** Begin **
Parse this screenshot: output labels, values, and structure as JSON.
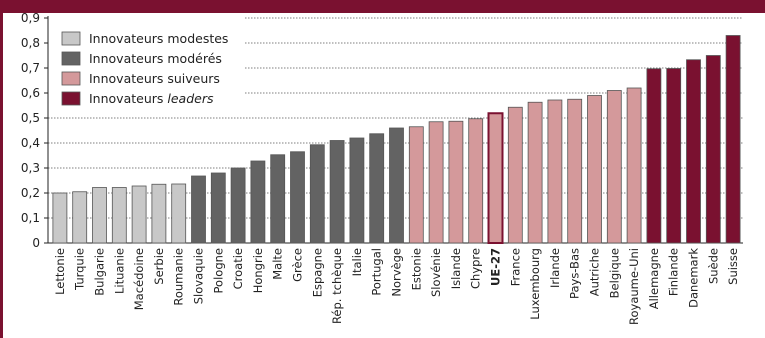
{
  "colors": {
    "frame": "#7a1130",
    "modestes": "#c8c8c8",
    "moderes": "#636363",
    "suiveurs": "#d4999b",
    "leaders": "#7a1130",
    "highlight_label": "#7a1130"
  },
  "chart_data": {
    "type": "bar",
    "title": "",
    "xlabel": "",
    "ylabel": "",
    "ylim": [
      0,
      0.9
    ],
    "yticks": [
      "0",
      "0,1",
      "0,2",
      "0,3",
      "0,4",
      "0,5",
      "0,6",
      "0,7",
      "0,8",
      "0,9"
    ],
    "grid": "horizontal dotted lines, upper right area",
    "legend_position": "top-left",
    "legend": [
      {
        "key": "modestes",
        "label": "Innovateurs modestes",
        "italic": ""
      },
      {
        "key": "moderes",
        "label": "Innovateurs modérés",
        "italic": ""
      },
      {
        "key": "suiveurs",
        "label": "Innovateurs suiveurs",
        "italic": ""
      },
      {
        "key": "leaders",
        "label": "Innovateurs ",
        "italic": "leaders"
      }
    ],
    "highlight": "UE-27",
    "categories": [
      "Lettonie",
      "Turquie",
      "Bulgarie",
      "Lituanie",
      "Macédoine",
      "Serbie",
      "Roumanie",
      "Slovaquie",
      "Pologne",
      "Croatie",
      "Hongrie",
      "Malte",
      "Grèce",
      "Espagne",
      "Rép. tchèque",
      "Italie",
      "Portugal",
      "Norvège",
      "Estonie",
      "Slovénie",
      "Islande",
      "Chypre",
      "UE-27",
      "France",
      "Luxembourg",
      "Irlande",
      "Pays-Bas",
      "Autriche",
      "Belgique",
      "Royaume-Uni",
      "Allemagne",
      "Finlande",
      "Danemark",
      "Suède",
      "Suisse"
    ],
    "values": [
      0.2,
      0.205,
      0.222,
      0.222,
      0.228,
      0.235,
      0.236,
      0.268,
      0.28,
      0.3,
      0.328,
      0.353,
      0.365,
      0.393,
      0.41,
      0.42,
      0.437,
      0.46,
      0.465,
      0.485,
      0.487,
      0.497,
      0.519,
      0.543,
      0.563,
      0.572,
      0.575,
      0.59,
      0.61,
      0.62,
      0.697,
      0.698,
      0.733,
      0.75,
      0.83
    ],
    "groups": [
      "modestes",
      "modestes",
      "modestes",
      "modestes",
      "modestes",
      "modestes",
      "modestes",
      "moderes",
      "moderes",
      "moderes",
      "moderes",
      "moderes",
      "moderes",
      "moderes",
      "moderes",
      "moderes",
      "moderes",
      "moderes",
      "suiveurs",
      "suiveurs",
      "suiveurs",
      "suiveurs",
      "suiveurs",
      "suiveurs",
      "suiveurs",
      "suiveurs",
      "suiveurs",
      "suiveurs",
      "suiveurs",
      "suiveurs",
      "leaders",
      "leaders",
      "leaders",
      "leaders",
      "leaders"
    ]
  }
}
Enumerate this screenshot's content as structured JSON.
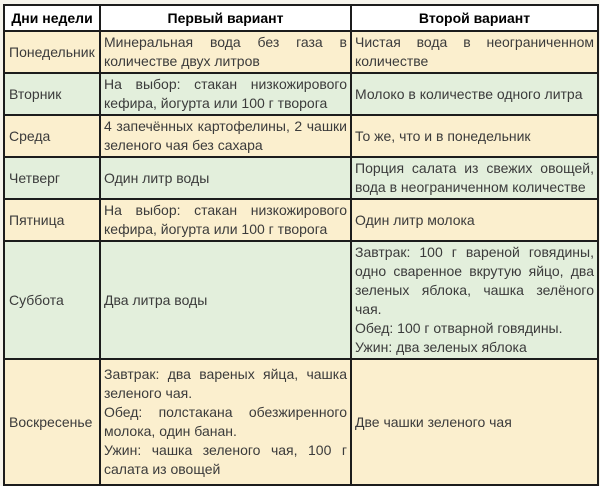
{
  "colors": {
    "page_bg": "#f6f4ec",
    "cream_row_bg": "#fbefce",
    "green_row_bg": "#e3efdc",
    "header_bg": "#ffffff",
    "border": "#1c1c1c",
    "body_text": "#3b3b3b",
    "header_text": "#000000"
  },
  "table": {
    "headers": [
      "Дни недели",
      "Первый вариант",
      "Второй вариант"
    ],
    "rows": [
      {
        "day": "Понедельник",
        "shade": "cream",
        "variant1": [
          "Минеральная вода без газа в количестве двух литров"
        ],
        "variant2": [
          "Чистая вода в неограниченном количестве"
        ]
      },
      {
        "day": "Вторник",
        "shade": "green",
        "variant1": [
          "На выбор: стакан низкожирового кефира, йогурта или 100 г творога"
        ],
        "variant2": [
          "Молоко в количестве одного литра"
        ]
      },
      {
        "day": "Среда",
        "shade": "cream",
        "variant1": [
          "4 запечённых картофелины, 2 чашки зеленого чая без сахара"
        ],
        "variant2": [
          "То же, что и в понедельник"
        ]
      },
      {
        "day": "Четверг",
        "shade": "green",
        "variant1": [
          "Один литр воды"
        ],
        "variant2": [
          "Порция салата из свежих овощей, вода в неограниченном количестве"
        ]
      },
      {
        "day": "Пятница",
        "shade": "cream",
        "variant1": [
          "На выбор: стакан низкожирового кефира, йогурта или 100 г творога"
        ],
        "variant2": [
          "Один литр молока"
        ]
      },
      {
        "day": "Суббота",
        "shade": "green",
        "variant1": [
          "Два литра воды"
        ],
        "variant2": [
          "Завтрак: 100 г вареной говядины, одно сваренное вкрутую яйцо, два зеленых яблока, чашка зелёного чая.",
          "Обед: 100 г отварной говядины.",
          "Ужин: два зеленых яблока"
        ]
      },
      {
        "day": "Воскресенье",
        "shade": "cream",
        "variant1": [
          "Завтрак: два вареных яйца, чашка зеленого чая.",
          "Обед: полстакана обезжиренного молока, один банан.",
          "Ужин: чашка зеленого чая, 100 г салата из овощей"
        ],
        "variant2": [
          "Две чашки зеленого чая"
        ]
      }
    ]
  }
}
** End **
Gather from the data above every line with the string "чашки".

          "4 запечённых картофелины, 2 чашки зеленого чая без сахара"
          "Две чашки зеленого чая"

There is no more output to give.